» YOUR TASK:
Each line of the material must be returned exactly.

» INPUT FOR THIS TASK:
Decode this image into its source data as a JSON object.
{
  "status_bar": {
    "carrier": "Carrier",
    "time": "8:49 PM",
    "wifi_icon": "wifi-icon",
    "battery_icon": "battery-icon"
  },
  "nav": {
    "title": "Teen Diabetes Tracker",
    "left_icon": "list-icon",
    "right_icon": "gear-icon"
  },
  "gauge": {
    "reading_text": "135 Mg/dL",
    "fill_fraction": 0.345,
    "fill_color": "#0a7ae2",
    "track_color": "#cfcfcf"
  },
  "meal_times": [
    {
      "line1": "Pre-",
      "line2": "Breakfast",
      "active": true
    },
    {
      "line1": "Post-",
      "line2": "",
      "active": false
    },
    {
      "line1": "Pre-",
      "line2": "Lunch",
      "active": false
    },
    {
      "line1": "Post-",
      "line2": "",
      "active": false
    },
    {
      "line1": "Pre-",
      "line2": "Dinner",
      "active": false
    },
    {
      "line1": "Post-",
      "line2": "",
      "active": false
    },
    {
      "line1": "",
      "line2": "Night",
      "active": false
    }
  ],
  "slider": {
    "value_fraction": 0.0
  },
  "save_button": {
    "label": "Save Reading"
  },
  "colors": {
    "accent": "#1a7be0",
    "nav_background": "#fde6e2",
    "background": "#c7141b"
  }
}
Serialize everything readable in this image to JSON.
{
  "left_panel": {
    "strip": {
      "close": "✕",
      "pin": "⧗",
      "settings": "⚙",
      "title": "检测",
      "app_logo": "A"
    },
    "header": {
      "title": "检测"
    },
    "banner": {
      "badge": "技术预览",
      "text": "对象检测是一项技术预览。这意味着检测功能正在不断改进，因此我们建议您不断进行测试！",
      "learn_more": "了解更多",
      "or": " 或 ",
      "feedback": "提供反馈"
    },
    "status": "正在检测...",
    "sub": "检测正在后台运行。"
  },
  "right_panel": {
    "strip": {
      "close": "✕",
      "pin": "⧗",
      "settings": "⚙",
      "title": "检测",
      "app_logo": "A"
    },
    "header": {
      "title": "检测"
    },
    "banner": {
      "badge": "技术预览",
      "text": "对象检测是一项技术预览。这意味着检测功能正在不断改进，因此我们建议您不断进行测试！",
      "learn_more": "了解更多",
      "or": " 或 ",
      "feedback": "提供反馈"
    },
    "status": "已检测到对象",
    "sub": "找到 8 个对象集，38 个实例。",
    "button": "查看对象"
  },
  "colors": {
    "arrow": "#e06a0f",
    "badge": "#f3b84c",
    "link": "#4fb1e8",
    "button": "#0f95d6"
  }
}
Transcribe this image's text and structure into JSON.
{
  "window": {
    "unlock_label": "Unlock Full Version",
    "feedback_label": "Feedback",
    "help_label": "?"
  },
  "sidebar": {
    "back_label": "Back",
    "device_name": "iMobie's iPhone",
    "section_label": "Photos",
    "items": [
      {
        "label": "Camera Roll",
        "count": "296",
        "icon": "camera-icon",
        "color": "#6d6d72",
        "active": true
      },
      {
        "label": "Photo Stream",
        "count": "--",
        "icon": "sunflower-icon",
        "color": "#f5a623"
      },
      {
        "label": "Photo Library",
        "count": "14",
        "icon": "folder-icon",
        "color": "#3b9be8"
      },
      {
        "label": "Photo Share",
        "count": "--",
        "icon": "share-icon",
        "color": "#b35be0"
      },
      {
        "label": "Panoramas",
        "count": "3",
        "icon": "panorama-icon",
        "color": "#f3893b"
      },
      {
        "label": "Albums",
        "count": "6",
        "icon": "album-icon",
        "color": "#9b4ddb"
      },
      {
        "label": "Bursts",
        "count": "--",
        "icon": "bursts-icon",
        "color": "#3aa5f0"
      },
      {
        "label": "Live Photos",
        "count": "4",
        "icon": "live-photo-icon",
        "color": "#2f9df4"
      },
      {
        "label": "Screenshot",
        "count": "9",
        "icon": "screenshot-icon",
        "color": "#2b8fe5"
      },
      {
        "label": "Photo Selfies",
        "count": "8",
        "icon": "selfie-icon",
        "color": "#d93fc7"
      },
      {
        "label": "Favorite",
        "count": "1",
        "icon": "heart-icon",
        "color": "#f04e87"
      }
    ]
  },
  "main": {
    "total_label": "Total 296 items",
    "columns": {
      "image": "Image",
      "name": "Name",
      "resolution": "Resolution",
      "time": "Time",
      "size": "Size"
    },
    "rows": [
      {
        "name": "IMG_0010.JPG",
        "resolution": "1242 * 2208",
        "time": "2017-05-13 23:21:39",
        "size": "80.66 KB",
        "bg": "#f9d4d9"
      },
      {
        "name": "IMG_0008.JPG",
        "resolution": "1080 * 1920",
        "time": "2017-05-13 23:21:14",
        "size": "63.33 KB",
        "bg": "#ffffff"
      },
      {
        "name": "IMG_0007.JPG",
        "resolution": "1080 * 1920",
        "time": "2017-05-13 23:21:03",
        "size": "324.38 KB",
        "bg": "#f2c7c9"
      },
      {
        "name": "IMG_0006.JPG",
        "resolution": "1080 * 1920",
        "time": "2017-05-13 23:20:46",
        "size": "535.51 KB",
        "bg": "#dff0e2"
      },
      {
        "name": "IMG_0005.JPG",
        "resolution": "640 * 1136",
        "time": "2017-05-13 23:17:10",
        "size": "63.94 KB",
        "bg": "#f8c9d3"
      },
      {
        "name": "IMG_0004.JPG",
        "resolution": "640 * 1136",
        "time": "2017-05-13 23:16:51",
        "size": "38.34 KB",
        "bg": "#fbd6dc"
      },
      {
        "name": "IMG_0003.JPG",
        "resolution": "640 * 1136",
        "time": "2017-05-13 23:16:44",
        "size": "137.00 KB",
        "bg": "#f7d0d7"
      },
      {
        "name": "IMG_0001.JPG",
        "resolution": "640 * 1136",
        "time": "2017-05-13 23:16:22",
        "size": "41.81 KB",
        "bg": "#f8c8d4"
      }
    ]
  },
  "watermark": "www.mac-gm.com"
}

» THE RESULT:
Decode this image into its source data as a JSON object.
{
  "status_bar": {
    "carrier": "Carrier",
    "time": "8:49 PM",
    "wifi_icon": "wifi-icon",
    "battery_icon": "battery-icon"
  },
  "nav": {
    "title": "Teen Diabetes Tracker",
    "left_icon": "list-icon",
    "right_icon": "gear-icon"
  },
  "gauge": {
    "reading_text": "135 Mg/dL",
    "fill_fraction": 0.345,
    "fill_color": "#0a7ae2",
    "track_color": "#cfcfcf"
  },
  "meal_times": [
    {
      "line1": "Pre-",
      "line2": "Breakfast",
      "active": true
    },
    {
      "line1": "Post-",
      "line2": "",
      "active": false
    },
    {
      "line1": "Pre-",
      "line2": "Lunch",
      "active": false
    },
    {
      "line1": "Post-",
      "line2": "",
      "active": false
    },
    {
      "line1": "Pre-",
      "line2": "Dinner",
      "active": false
    },
    {
      "line1": "Post-",
      "line2": "",
      "active": false
    },
    {
      "line1": "",
      "line2": "Night",
      "active": false
    }
  ],
  "slider": {
    "value_fraction": 0.0
  },
  "save_button": {
    "label": "Save Reading"
  },
  "colors": {
    "accent": "#1a7be0",
    "nav_background": "#fde6e2",
    "background": "#c7141b"
  }
}
Serialize everything readable in this image to JSON.
{
  "left_panel": {
    "strip": {
      "close": "✕",
      "pin": "⧗",
      "settings": "⚙",
      "title": "检测",
      "app_logo": "A"
    },
    "header": {
      "title": "检测"
    },
    "banner": {
      "badge": "技术预览",
      "text": "对象检测是一项技术预览。这意味着检测功能正在不断改进，因此我们建议您不断进行测试！",
      "learn_more": "了解更多",
      "or": " 或 ",
      "feedback": "提供反馈"
    },
    "status": "正在检测...",
    "sub": "检测正在后台运行。"
  },
  "right_panel": {
    "strip": {
      "close": "✕",
      "pin": "⧗",
      "settings": "⚙",
      "title": "检测",
      "app_logo": "A"
    },
    "header": {
      "title": "检测"
    },
    "banner": {
      "badge": "技术预览",
      "text": "对象检测是一项技术预览。这意味着检测功能正在不断改进，因此我们建议您不断进行测试！",
      "learn_more": "了解更多",
      "or": " 或 ",
      "feedback": "提供反馈"
    },
    "status": "已检测到对象",
    "sub": "找到 8 个对象集，38 个实例。",
    "button": "查看对象"
  },
  "colors": {
    "arrow": "#e06a0f",
    "badge": "#f3b84c",
    "link": "#4fb1e8",
    "button": "#0f95d6"
  }
}
Transcribe this image's text and structure into JSON.
{
  "window": {
    "unlock_label": "Unlock Full Version",
    "feedback_label": "Feedback",
    "help_label": "?"
  },
  "sidebar": {
    "back_label": "Back",
    "device_name": "iMobie's iPhone",
    "section_label": "Photos",
    "items": [
      {
        "label": "Camera Roll",
        "count": "296",
        "icon": "camera-icon",
        "color": "#6d6d72",
        "active": true
      },
      {
        "label": "Photo Stream",
        "count": "--",
        "icon": "sunflower-icon",
        "color": "#f5a623"
      },
      {
        "label": "Photo Library",
        "count": "14",
        "icon": "folder-icon",
        "color": "#3b9be8"
      },
      {
        "label": "Photo Share",
        "count": "--",
        "icon": "share-icon",
        "color": "#b35be0"
      },
      {
        "label": "Panoramas",
        "count": "3",
        "icon": "panorama-icon",
        "color": "#f3893b"
      },
      {
        "label": "Albums",
        "count": "6",
        "icon": "album-icon",
        "color": "#9b4ddb"
      },
      {
        "label": "Bursts",
        "count": "--",
        "icon": "bursts-icon",
        "color": "#3aa5f0"
      },
      {
        "label": "Live Photos",
        "count": "4",
        "icon": "live-photo-icon",
        "color": "#2f9df4"
      },
      {
        "label": "Screenshot",
        "count": "9",
        "icon": "screenshot-icon",
        "color": "#2b8fe5"
      },
      {
        "label": "Photo Selfies",
        "count": "8",
        "icon": "selfie-icon",
        "color": "#d93fc7"
      },
      {
        "label": "Favorite",
        "count": "1",
        "icon": "heart-icon",
        "color": "#f04e87"
      }
    ]
  },
  "main": {
    "total_label": "Total 296 items",
    "columns": {
      "image": "Image",
      "name": "Name",
      "resolution": "Resolution",
      "time": "Time",
      "size": "Size"
    },
    "rows": [
      {
        "name": "IMG_0010.JPG",
        "resolution": "1242 * 2208",
        "time": "2017-05-13 23:21:39",
        "size": "80.66 KB",
        "bg": "#f9d4d9"
      },
      {
        "name": "IMG_0008.JPG",
        "resolution": "1080 * 1920",
        "time": "2017-05-13 23:21:14",
        "size": "63.33 KB",
        "bg": "#ffffff"
      },
      {
        "name": "IMG_0007.JPG",
        "resolution": "1080 * 1920",
        "time": "2017-05-13 23:21:03",
        "size": "324.38 KB",
        "bg": "#f2c7c9"
      },
      {
        "name": "IMG_0006.JPG",
        "resolution": "1080 * 1920",
        "time": "2017-05-13 23:20:46",
        "size": "535.51 KB",
        "bg": "#dff0e2"
      },
      {
        "name": "IMG_0005.JPG",
        "resolution": "640 * 1136",
        "time": "2017-05-13 23:17:10",
        "size": "63.94 KB",
        "bg": "#f8c9d3"
      },
      {
        "name": "IMG_0004.JPG",
        "resolution": "640 * 1136",
        "time": "2017-05-13 23:16:51",
        "size": "38.34 KB",
        "bg": "#fbd6dc"
      },
      {
        "name": "IMG_0003.JPG",
        "resolution": "640 * 1136",
        "time": "2017-05-13 23:16:44",
        "size": "137.00 KB",
        "bg": "#f7d0d7"
      },
      {
        "name": "IMG_0001.JPG",
        "resolution": "640 * 1136",
        "time": "2017-05-13 23:16:22",
        "size": "41.81 KB",
        "bg": "#f8c8d4"
      }
    ]
  },
  "watermark": "www.mac-gm.com"
}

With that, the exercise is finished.